- [YOUR GOAL]
Copy each line of the data below exactly, leaving out pictures.

- [RECORDS TO PROCESS]

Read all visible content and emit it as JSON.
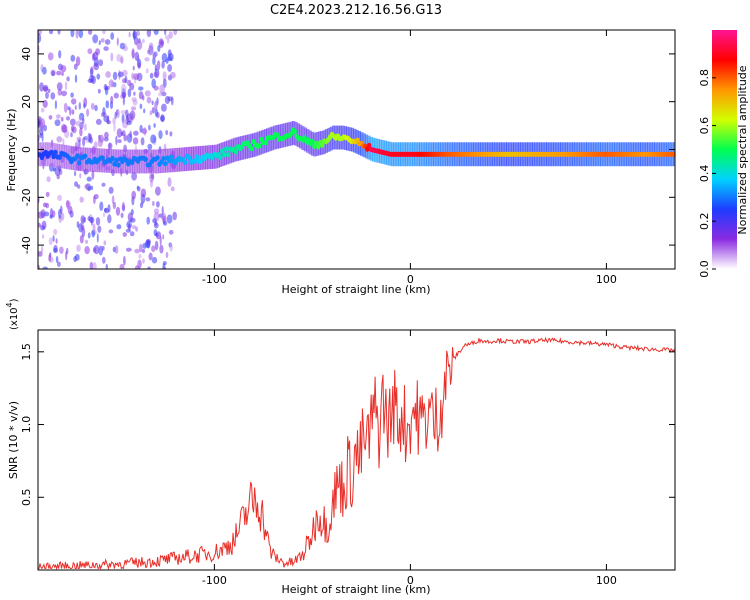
{
  "title": "C2E4.2023.212.16.56.G13",
  "chart_data": [
    {
      "type": "heatmap",
      "xlabel": "Height of straight line (km)",
      "ylabel": "Frequency (Hz)",
      "xlim": [
        -190,
        135
      ],
      "ylim": [
        -50,
        50
      ],
      "xticks": [
        -100,
        0,
        100
      ],
      "yticks": [
        -40,
        -20,
        0,
        20,
        40
      ],
      "colorbar": {
        "label": "Normalized spectral amplitude",
        "range": [
          0,
          1
        ],
        "ticks": [
          "0.0",
          "0.2",
          "0.4",
          "0.6",
          "0.8"
        ],
        "tick_values": [
          0,
          0.2,
          0.4,
          0.6,
          0.8
        ],
        "colors": [
          "#ffffff",
          "#8a2be2",
          "#1e3cff",
          "#00d2ff",
          "#00ff50",
          "#d2ff00",
          "#ff9600",
          "#ff0000",
          "#ff1493"
        ]
      },
      "ridge": {
        "x": [
          -185,
          -170,
          -150,
          -130,
          -115,
          -100,
          -90,
          -80,
          -70,
          -60,
          -50,
          -45,
          -40,
          -35,
          -30,
          -25,
          -20,
          -10,
          0,
          20,
          50,
          80,
          100,
          120,
          135
        ],
        "y": [
          -2,
          -4,
          -5,
          -5,
          -4,
          -3,
          0,
          2,
          5,
          7,
          2,
          3,
          5,
          5,
          4,
          2,
          0,
          -2,
          -2,
          -2,
          -2,
          -2,
          -2,
          -2,
          -2
        ],
        "amplitude": [
          0.25,
          0.3,
          0.3,
          0.3,
          0.35,
          0.4,
          0.45,
          0.5,
          0.5,
          0.5,
          0.5,
          0.55,
          0.6,
          0.6,
          0.65,
          0.75,
          0.95,
          0.9,
          0.9,
          0.8,
          0.7,
          0.75,
          0.8,
          0.75,
          0.8
        ]
      }
    },
    {
      "type": "line",
      "xlabel": "Height of straight line (km)",
      "ylabel": "SNR (10 * v/v)",
      "exponent_label": "(x10",
      "exponent_power": "4",
      "exponent_close": ")",
      "xlim": [
        -190,
        135
      ],
      "ylim": [
        0,
        1.65
      ],
      "xticks": [
        -100,
        0,
        100
      ],
      "yticks": [
        0.5,
        1.0,
        1.5
      ],
      "ytick_labels": [
        "0.5",
        "1.0",
        "1.5"
      ],
      "series": [
        {
          "color": "#e8302a",
          "x": [
            -190,
            -170,
            -150,
            -130,
            -120,
            -110,
            -100,
            -95,
            -90,
            -85,
            -82,
            -78,
            -75,
            -72,
            -70,
            -65,
            -60,
            -55,
            -50,
            -47,
            -45,
            -42,
            -40,
            -38,
            -36,
            -34,
            -32,
            -30,
            -28,
            -26,
            -24,
            -22,
            -20,
            -18,
            -16,
            -14,
            -12,
            -10,
            -8,
            -6,
            -4,
            -2,
            0,
            2,
            4,
            6,
            8,
            10,
            12,
            15,
            18,
            20,
            22,
            25,
            28,
            30,
            35,
            40,
            45,
            50,
            60,
            70,
            80,
            90,
            100,
            110,
            120,
            135
          ],
          "y": [
            0.02,
            0.03,
            0.04,
            0.06,
            0.08,
            0.1,
            0.12,
            0.15,
            0.2,
            0.35,
            0.45,
            0.5,
            0.35,
            0.15,
            0.1,
            0.05,
            0.05,
            0.1,
            0.25,
            0.4,
            0.35,
            0.3,
            0.45,
            0.55,
            0.6,
            0.55,
            0.7,
            0.65,
            0.8,
            0.75,
            0.9,
            0.85,
            1.0,
            1.1,
            0.95,
            1.2,
            1.0,
            1.05,
            1.15,
            1.0,
            1.1,
            0.95,
            1.05,
            1.1,
            1.05,
            1.0,
            1.05,
            1.1,
            1.0,
            1.1,
            1.3,
            1.4,
            1.45,
            1.5,
            1.55,
            1.55,
            1.58,
            1.57,
            1.58,
            1.57,
            1.57,
            1.58,
            1.57,
            1.56,
            1.55,
            1.53,
            1.52,
            1.51
          ]
        }
      ]
    }
  ]
}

- [ANSWER]
Read all visible content and emit it as JSON.
{
  "title": "C2E4.2023.212.16.56.G13",
  "chart_data": [
    {
      "type": "heatmap",
      "xlabel": "Height of straight line (km)",
      "ylabel": "Frequency (Hz)",
      "xlim": [
        -190,
        135
      ],
      "ylim": [
        -50,
        50
      ],
      "xticks": [
        -100,
        0,
        100
      ],
      "yticks": [
        -40,
        -20,
        0,
        20,
        40
      ],
      "colorbar": {
        "label": "Normalized spectral amplitude",
        "range": [
          0,
          1
        ],
        "ticks": [
          "0.0",
          "0.2",
          "0.4",
          "0.6",
          "0.8"
        ],
        "tick_values": [
          0,
          0.2,
          0.4,
          0.6,
          0.8
        ],
        "colors": [
          "#ffffff",
          "#8a2be2",
          "#1e3cff",
          "#00d2ff",
          "#00ff50",
          "#d2ff00",
          "#ff9600",
          "#ff0000",
          "#ff1493"
        ]
      },
      "ridge": {
        "x": [
          -185,
          -170,
          -150,
          -130,
          -115,
          -100,
          -90,
          -80,
          -70,
          -60,
          -50,
          -45,
          -40,
          -35,
          -30,
          -25,
          -20,
          -10,
          0,
          20,
          50,
          80,
          100,
          120,
          135
        ],
        "y": [
          -2,
          -4,
          -5,
          -5,
          -4,
          -3,
          0,
          2,
          5,
          7,
          2,
          3,
          5,
          5,
          4,
          2,
          0,
          -2,
          -2,
          -2,
          -2,
          -2,
          -2,
          -2,
          -2
        ],
        "amplitude": [
          0.25,
          0.3,
          0.3,
          0.3,
          0.35,
          0.4,
          0.45,
          0.5,
          0.5,
          0.5,
          0.5,
          0.55,
          0.6,
          0.6,
          0.65,
          0.75,
          0.95,
          0.9,
          0.9,
          0.8,
          0.7,
          0.75,
          0.8,
          0.75,
          0.8
        ]
      }
    },
    {
      "type": "line",
      "xlabel": "Height of straight line (km)",
      "ylabel": "SNR (10 * v/v)",
      "exponent_label": "(x10",
      "exponent_power": "4",
      "exponent_close": ")",
      "xlim": [
        -190,
        135
      ],
      "ylim": [
        0,
        1.65
      ],
      "xticks": [
        -100,
        0,
        100
      ],
      "yticks": [
        0.5,
        1.0,
        1.5
      ],
      "ytick_labels": [
        "0.5",
        "1.0",
        "1.5"
      ],
      "series": [
        {
          "color": "#e8302a",
          "x": [
            -190,
            -170,
            -150,
            -130,
            -120,
            -110,
            -100,
            -95,
            -90,
            -85,
            -82,
            -78,
            -75,
            -72,
            -70,
            -65,
            -60,
            -55,
            -50,
            -47,
            -45,
            -42,
            -40,
            -38,
            -36,
            -34,
            -32,
            -30,
            -28,
            -26,
            -24,
            -22,
            -20,
            -18,
            -16,
            -14,
            -12,
            -10,
            -8,
            -6,
            -4,
            -2,
            0,
            2,
            4,
            6,
            8,
            10,
            12,
            15,
            18,
            20,
            22,
            25,
            28,
            30,
            35,
            40,
            45,
            50,
            60,
            70,
            80,
            90,
            100,
            110,
            120,
            135
          ],
          "y": [
            0.02,
            0.03,
            0.04,
            0.06,
            0.08,
            0.1,
            0.12,
            0.15,
            0.2,
            0.35,
            0.45,
            0.5,
            0.35,
            0.15,
            0.1,
            0.05,
            0.05,
            0.1,
            0.25,
            0.4,
            0.35,
            0.3,
            0.45,
            0.55,
            0.6,
            0.55,
            0.7,
            0.65,
            0.8,
            0.75,
            0.9,
            0.85,
            1.0,
            1.1,
            0.95,
            1.2,
            1.0,
            1.05,
            1.15,
            1.0,
            1.1,
            0.95,
            1.05,
            1.1,
            1.05,
            1.0,
            1.05,
            1.1,
            1.0,
            1.1,
            1.3,
            1.4,
            1.45,
            1.5,
            1.55,
            1.55,
            1.58,
            1.57,
            1.58,
            1.57,
            1.57,
            1.58,
            1.57,
            1.56,
            1.55,
            1.53,
            1.52,
            1.51
          ]
        }
      ]
    }
  ]
}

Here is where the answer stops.